→ **Description of the task**
Write out each line exactly as it stands, please.

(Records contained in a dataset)
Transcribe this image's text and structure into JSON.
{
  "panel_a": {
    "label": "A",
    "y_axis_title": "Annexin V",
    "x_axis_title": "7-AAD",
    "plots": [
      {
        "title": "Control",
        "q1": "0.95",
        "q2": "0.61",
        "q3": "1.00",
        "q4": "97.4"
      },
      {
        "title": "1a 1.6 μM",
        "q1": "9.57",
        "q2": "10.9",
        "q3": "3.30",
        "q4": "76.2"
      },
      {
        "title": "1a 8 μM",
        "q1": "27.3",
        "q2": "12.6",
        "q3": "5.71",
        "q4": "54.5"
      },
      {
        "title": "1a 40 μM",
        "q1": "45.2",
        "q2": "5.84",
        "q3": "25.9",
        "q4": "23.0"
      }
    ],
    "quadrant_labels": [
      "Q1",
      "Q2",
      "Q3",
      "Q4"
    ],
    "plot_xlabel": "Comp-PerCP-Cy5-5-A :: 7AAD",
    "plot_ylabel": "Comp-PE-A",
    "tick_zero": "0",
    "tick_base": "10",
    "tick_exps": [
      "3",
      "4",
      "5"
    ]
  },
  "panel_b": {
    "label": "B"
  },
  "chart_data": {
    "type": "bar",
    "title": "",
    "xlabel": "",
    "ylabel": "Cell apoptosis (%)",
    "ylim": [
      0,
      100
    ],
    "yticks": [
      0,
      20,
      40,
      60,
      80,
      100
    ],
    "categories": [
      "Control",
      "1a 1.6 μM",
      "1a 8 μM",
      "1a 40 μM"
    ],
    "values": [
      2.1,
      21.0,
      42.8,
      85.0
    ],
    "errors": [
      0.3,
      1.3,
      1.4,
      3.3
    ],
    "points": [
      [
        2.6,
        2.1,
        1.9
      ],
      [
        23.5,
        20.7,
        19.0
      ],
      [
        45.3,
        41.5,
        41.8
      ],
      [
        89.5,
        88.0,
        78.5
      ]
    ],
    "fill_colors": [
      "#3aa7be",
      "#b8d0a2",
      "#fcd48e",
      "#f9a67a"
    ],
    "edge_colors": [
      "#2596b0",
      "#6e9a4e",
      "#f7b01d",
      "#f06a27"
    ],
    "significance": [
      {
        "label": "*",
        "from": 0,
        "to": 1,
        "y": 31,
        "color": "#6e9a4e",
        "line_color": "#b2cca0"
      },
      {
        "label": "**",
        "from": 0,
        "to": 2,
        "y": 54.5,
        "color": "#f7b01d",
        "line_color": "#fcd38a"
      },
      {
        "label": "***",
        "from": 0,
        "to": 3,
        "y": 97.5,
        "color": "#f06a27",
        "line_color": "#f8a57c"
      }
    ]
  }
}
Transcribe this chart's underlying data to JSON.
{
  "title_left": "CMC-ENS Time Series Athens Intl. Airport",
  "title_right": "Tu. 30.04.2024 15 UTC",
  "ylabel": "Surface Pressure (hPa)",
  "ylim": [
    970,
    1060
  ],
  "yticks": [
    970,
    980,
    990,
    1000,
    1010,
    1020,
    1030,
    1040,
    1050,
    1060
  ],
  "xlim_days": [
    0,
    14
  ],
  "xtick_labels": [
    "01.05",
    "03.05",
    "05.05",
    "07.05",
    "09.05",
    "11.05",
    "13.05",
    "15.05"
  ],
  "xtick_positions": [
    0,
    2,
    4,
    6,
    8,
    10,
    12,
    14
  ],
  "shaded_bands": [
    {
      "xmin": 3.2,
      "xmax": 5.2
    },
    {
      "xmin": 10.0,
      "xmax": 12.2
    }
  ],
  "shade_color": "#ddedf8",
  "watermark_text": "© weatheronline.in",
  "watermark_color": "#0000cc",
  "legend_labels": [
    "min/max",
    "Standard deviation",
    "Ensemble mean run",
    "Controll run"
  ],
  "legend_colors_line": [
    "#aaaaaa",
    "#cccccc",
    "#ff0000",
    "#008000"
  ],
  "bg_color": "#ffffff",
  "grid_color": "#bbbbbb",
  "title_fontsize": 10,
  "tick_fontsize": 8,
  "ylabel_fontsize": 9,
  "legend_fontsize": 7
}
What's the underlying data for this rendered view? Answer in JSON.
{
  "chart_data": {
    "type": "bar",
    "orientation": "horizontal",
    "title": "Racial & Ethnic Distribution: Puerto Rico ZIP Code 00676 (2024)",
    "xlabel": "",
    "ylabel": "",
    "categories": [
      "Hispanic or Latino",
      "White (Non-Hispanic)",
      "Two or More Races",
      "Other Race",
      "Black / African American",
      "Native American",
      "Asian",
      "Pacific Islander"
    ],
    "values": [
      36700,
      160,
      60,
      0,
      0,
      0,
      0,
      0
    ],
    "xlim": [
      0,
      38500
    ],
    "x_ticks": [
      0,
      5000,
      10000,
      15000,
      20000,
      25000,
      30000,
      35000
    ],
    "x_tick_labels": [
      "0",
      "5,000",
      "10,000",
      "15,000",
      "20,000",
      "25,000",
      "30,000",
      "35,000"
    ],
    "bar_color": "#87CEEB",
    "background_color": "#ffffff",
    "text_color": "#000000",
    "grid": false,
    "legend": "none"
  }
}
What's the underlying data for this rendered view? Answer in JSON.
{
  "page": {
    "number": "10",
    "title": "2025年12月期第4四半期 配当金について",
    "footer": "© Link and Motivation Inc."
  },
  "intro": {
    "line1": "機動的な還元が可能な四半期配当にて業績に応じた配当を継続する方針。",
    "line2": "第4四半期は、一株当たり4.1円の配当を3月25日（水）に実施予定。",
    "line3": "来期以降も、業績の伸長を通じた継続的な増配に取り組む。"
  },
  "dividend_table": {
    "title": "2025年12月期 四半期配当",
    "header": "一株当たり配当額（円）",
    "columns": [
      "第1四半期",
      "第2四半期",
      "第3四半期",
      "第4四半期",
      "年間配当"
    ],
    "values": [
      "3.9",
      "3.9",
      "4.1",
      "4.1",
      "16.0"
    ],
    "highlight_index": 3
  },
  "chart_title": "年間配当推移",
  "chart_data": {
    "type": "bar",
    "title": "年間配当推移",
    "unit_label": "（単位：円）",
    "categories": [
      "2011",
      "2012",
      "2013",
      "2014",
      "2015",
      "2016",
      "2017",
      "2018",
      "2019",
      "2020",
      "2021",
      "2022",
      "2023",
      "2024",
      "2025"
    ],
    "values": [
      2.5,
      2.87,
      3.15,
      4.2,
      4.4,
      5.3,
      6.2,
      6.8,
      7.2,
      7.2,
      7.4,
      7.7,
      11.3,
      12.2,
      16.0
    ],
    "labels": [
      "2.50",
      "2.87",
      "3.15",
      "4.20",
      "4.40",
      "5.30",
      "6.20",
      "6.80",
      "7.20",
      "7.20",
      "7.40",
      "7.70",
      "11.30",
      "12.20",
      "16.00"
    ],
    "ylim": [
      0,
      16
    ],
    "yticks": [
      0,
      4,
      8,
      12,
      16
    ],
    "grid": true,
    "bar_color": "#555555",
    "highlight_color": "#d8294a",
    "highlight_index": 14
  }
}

→ **Exercise answer**
Transcribe this image's text and structure into JSON.
{
  "panel_a": {
    "label": "A",
    "y_axis_title": "Annexin V",
    "x_axis_title": "7-AAD",
    "plots": [
      {
        "title": "Control",
        "q1": "0.95",
        "q2": "0.61",
        "q3": "1.00",
        "q4": "97.4"
      },
      {
        "title": "1a 1.6 μM",
        "q1": "9.57",
        "q2": "10.9",
        "q3": "3.30",
        "q4": "76.2"
      },
      {
        "title": "1a 8 μM",
        "q1": "27.3",
        "q2": "12.6",
        "q3": "5.71",
        "q4": "54.5"
      },
      {
        "title": "1a 40 μM",
        "q1": "45.2",
        "q2": "5.84",
        "q3": "25.9",
        "q4": "23.0"
      }
    ],
    "quadrant_labels": [
      "Q1",
      "Q2",
      "Q3",
      "Q4"
    ],
    "plot_xlabel": "Comp-PerCP-Cy5-5-A :: 7AAD",
    "plot_ylabel": "Comp-PE-A",
    "tick_zero": "0",
    "tick_base": "10",
    "tick_exps": [
      "3",
      "4",
      "5"
    ]
  },
  "panel_b": {
    "label": "B"
  },
  "chart_data": {
    "type": "bar",
    "title": "",
    "xlabel": "",
    "ylabel": "Cell apoptosis (%)",
    "ylim": [
      0,
      100
    ],
    "yticks": [
      0,
      20,
      40,
      60,
      80,
      100
    ],
    "categories": [
      "Control",
      "1a 1.6 μM",
      "1a 8 μM",
      "1a 40 μM"
    ],
    "values": [
      2.1,
      21.0,
      42.8,
      85.0
    ],
    "errors": [
      0.3,
      1.3,
      1.4,
      3.3
    ],
    "points": [
      [
        2.6,
        2.1,
        1.9
      ],
      [
        23.5,
        20.7,
        19.0
      ],
      [
        45.3,
        41.5,
        41.8
      ],
      [
        89.5,
        88.0,
        78.5
      ]
    ],
    "fill_colors": [
      "#3aa7be",
      "#b8d0a2",
      "#fcd48e",
      "#f9a67a"
    ],
    "edge_colors": [
      "#2596b0",
      "#6e9a4e",
      "#f7b01d",
      "#f06a27"
    ],
    "significance": [
      {
        "label": "*",
        "from": 0,
        "to": 1,
        "y": 31,
        "color": "#6e9a4e",
        "line_color": "#b2cca0"
      },
      {
        "label": "**",
        "from": 0,
        "to": 2,
        "y": 54.5,
        "color": "#f7b01d",
        "line_color": "#fcd38a"
      },
      {
        "label": "***",
        "from": 0,
        "to": 3,
        "y": 97.5,
        "color": "#f06a27",
        "line_color": "#f8a57c"
      }
    ]
  }
}
Transcribe this chart's underlying data to JSON.
{
  "title_left": "CMC-ENS Time Series Athens Intl. Airport",
  "title_right": "Tu. 30.04.2024 15 UTC",
  "ylabel": "Surface Pressure (hPa)",
  "ylim": [
    970,
    1060
  ],
  "yticks": [
    970,
    980,
    990,
    1000,
    1010,
    1020,
    1030,
    1040,
    1050,
    1060
  ],
  "xlim_days": [
    0,
    14
  ],
  "xtick_labels": [
    "01.05",
    "03.05",
    "05.05",
    "07.05",
    "09.05",
    "11.05",
    "13.05",
    "15.05"
  ],
  "xtick_positions": [
    0,
    2,
    4,
    6,
    8,
    10,
    12,
    14
  ],
  "shaded_bands": [
    {
      "xmin": 3.2,
      "xmax": 5.2
    },
    {
      "xmin": 10.0,
      "xmax": 12.2
    }
  ],
  "shade_color": "#ddedf8",
  "watermark_text": "© weatheronline.in",
  "watermark_color": "#0000cc",
  "legend_labels": [
    "min/max",
    "Standard deviation",
    "Ensemble mean run",
    "Controll run"
  ],
  "legend_colors_line": [
    "#aaaaaa",
    "#cccccc",
    "#ff0000",
    "#008000"
  ],
  "bg_color": "#ffffff",
  "grid_color": "#bbbbbb",
  "title_fontsize": 10,
  "tick_fontsize": 8,
  "ylabel_fontsize": 9,
  "legend_fontsize": 7
}
What's the underlying data for this rendered view? Answer in JSON.
{
  "chart_data": {
    "type": "bar",
    "orientation": "horizontal",
    "title": "Racial & Ethnic Distribution: Puerto Rico ZIP Code 00676 (2024)",
    "xlabel": "",
    "ylabel": "",
    "categories": [
      "Hispanic or Latino",
      "White (Non-Hispanic)",
      "Two or More Races",
      "Other Race",
      "Black / African American",
      "Native American",
      "Asian",
      "Pacific Islander"
    ],
    "values": [
      36700,
      160,
      60,
      0,
      0,
      0,
      0,
      0
    ],
    "xlim": [
      0,
      38500
    ],
    "x_ticks": [
      0,
      5000,
      10000,
      15000,
      20000,
      25000,
      30000,
      35000
    ],
    "x_tick_labels": [
      "0",
      "5,000",
      "10,000",
      "15,000",
      "20,000",
      "25,000",
      "30,000",
      "35,000"
    ],
    "bar_color": "#87CEEB",
    "background_color": "#ffffff",
    "text_color": "#000000",
    "grid": false,
    "legend": "none"
  }
}
What's the underlying data for this rendered view? Answer in JSON.
{
  "page": {
    "number": "10",
    "title": "2025年12月期第4四半期 配当金について",
    "footer": "© Link and Motivation Inc."
  },
  "intro": {
    "line1": "機動的な還元が可能な四半期配当にて業績に応じた配当を継続する方針。",
    "line2": "第4四半期は、一株当たり4.1円の配当を3月25日（水）に実施予定。",
    "line3": "来期以降も、業績の伸長を通じた継続的な増配に取り組む。"
  },
  "dividend_table": {
    "title": "2025年12月期 四半期配当",
    "header": "一株当たり配当額（円）",
    "columns": [
      "第1四半期",
      "第2四半期",
      "第3四半期",
      "第4四半期",
      "年間配当"
    ],
    "values": [
      "3.9",
      "3.9",
      "4.1",
      "4.1",
      "16.0"
    ],
    "highlight_index": 3
  },
  "chart_title": "年間配当推移",
  "chart_data": {
    "type": "bar",
    "title": "年間配当推移",
    "unit_label": "（単位：円）",
    "categories": [
      "2011",
      "2012",
      "2013",
      "2014",
      "2015",
      "2016",
      "2017",
      "2018",
      "2019",
      "2020",
      "2021",
      "2022",
      "2023",
      "2024",
      "2025"
    ],
    "values": [
      2.5,
      2.87,
      3.15,
      4.2,
      4.4,
      5.3,
      6.2,
      6.8,
      7.2,
      7.2,
      7.4,
      7.7,
      11.3,
      12.2,
      16.0
    ],
    "labels": [
      "2.50",
      "2.87",
      "3.15",
      "4.20",
      "4.40",
      "5.30",
      "6.20",
      "6.80",
      "7.20",
      "7.20",
      "7.40",
      "7.70",
      "11.30",
      "12.20",
      "16.00"
    ],
    "ylim": [
      0,
      16
    ],
    "yticks": [
      0,
      4,
      8,
      12,
      16
    ],
    "grid": true,
    "bar_color": "#555555",
    "highlight_color": "#d8294a",
    "highlight_index": 14
  }
}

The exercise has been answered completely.